→ **Records from a data source**

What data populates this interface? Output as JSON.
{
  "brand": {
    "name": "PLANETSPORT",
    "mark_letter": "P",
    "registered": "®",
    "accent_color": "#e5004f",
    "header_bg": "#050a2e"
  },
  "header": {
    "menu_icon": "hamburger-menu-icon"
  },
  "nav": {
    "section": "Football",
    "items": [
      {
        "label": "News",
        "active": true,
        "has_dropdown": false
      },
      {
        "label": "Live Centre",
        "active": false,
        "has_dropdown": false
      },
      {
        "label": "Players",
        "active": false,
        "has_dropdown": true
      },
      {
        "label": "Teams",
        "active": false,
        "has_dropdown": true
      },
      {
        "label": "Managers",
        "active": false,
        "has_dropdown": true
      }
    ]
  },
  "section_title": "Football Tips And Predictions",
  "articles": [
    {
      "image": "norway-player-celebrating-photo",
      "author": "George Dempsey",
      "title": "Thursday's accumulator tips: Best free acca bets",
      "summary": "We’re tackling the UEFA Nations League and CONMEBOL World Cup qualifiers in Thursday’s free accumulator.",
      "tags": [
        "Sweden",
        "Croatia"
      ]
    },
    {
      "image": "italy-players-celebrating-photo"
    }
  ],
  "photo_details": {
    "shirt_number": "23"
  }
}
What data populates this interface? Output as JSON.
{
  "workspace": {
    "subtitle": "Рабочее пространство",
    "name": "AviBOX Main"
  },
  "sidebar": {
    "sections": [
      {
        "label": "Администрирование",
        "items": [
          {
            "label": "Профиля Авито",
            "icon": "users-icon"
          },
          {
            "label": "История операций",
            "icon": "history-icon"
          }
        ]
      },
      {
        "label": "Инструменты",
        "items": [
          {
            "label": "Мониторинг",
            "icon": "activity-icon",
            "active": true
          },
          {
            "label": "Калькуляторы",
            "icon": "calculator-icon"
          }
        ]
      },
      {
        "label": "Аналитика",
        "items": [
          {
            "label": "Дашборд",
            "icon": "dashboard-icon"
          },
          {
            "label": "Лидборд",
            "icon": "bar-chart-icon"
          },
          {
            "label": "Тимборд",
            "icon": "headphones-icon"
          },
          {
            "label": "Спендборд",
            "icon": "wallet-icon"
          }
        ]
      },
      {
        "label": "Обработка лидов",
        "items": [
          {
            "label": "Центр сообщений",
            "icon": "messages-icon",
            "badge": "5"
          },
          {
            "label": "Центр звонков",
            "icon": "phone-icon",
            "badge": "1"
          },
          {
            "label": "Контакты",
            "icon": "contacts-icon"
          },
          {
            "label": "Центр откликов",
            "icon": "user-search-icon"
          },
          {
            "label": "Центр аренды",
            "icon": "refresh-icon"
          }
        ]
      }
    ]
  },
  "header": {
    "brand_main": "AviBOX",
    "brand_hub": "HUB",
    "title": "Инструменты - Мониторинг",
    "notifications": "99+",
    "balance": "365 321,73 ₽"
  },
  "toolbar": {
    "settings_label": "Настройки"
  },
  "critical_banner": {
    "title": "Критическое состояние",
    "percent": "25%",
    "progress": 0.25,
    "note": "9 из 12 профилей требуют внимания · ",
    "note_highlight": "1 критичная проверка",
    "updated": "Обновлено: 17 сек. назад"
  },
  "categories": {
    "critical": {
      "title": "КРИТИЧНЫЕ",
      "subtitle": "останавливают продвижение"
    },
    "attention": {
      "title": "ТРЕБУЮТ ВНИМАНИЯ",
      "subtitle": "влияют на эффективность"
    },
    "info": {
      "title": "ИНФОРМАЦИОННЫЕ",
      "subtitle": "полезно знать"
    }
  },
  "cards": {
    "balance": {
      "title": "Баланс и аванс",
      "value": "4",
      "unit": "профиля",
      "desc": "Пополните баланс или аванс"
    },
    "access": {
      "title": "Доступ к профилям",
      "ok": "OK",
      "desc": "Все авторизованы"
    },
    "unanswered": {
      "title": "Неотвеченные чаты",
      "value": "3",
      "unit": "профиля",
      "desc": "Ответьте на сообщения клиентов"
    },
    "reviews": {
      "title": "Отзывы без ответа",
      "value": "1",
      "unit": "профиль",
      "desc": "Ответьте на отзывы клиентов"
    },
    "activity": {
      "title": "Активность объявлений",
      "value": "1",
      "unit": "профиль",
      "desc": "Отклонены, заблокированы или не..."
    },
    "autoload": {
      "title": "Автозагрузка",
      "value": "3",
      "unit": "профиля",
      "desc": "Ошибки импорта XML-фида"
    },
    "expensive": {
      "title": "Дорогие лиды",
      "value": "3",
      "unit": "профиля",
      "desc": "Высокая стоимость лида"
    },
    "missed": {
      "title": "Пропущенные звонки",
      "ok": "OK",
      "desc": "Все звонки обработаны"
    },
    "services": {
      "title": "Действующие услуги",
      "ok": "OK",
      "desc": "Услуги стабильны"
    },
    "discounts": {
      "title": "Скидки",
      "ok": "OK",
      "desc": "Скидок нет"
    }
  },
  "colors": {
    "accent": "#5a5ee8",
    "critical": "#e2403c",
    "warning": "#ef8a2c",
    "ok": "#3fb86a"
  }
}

→ **WHAT THE TASK ASKS**
Search the data above for lines holding "free" and copy each of them.

→ **IN RESPONSE**
      "title": "Thursday's accumulator tips: Best free acca bets",
      "summary": "We’re tackling the UEFA Nations League and CONMEBOL World Cup qualifiers in Thursday’s free accumulator.",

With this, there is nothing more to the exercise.